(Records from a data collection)
■ ■ ■
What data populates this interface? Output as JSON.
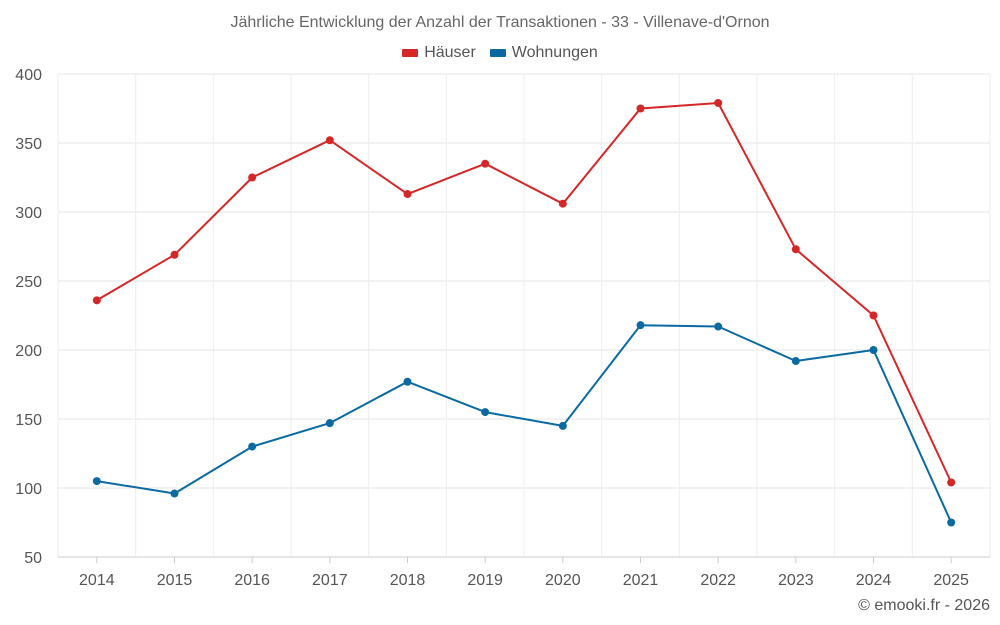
{
  "chart_data": {
    "type": "line",
    "title": "Jährliche Entwicklung der Anzahl der Transaktionen - 33 - Villenave-d'Ornon",
    "categories": [
      "2014",
      "2015",
      "2016",
      "2017",
      "2018",
      "2019",
      "2020",
      "2021",
      "2022",
      "2023",
      "2024",
      "2025"
    ],
    "series": [
      {
        "name": "Häuser",
        "color": "#d62728",
        "values": [
          236,
          269,
          325,
          352,
          313,
          335,
          306,
          375,
          379,
          273,
          225,
          104
        ]
      },
      {
        "name": "Wohnungen",
        "color": "#0a6aa1",
        "values": [
          105,
          96,
          130,
          147,
          177,
          155,
          145,
          218,
          217,
          192,
          200,
          75
        ]
      }
    ],
    "ylim": [
      50,
      400
    ],
    "yticks": [
      50,
      100,
      150,
      200,
      250,
      300,
      350,
      400
    ],
    "grid": true,
    "legend_position": "top-center"
  },
  "credit": "© emooki.fr - 2026"
}
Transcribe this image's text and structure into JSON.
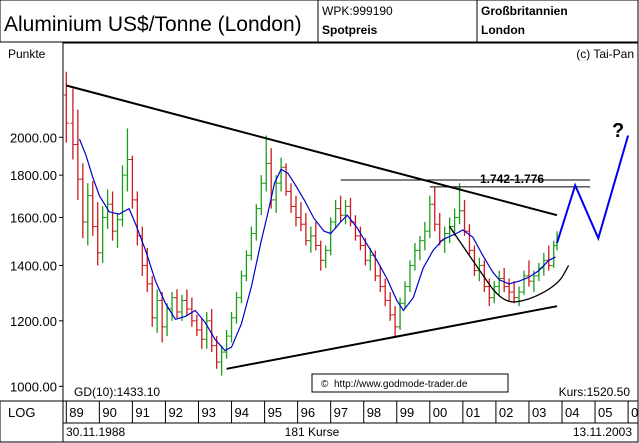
■ ■ ■
▸ TO DO
Without the pictures, repeat all the records word for word.

▸ SOLVED EXERCISE
What data populates this interface? Output as JSON.
{
  "chart_data": {
    "type": "line",
    "title": "Jährliche Entwicklung der Anzahl der Transaktionen - 33 - Villenave-d'Ornon",
    "categories": [
      "2014",
      "2015",
      "2016",
      "2017",
      "2018",
      "2019",
      "2020",
      "2021",
      "2022",
      "2023",
      "2024",
      "2025"
    ],
    "series": [
      {
        "name": "Häuser",
        "color": "#d62728",
        "values": [
          236,
          269,
          325,
          352,
          313,
          335,
          306,
          375,
          379,
          273,
          225,
          104
        ]
      },
      {
        "name": "Wohnungen",
        "color": "#0a6aa1",
        "values": [
          105,
          96,
          130,
          147,
          177,
          155,
          145,
          218,
          217,
          192,
          200,
          75
        ]
      }
    ],
    "ylim": [
      50,
      400
    ],
    "yticks": [
      50,
      100,
      150,
      200,
      250,
      300,
      350,
      400
    ],
    "grid": true,
    "legend_position": "top-center"
  },
  "credit": "© emooki.fr - 2026"
}
Transcribe this image's text and structure into JSON.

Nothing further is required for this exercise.